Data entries
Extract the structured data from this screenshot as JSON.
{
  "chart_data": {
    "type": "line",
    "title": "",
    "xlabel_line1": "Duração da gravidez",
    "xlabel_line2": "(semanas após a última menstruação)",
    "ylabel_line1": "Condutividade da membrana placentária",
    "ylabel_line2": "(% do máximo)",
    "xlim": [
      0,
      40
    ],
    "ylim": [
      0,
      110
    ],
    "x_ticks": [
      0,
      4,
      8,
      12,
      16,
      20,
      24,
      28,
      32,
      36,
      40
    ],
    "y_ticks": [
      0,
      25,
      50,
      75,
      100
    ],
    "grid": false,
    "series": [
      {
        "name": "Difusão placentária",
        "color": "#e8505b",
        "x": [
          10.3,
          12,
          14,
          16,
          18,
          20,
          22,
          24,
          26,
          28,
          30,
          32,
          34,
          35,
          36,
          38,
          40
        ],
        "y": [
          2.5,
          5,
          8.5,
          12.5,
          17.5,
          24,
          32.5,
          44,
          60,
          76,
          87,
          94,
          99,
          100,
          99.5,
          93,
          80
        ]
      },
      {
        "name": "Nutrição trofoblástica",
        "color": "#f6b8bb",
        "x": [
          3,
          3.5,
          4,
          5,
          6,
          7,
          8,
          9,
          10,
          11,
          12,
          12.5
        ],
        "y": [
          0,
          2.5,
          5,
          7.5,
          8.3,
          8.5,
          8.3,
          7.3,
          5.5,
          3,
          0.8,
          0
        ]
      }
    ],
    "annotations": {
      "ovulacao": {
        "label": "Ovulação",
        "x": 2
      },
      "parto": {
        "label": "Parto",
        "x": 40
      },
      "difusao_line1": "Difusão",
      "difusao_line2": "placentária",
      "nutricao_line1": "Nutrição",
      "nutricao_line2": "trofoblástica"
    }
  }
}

#### [PROBLEM DESCRIPTION]
Copy every line of the material in which the word "trofoblástica" occurs.

#### [EXPECTED ANSWER]
        "name": "Nutrição trofoblástica",
      "nutricao_line2": "trofoblástica"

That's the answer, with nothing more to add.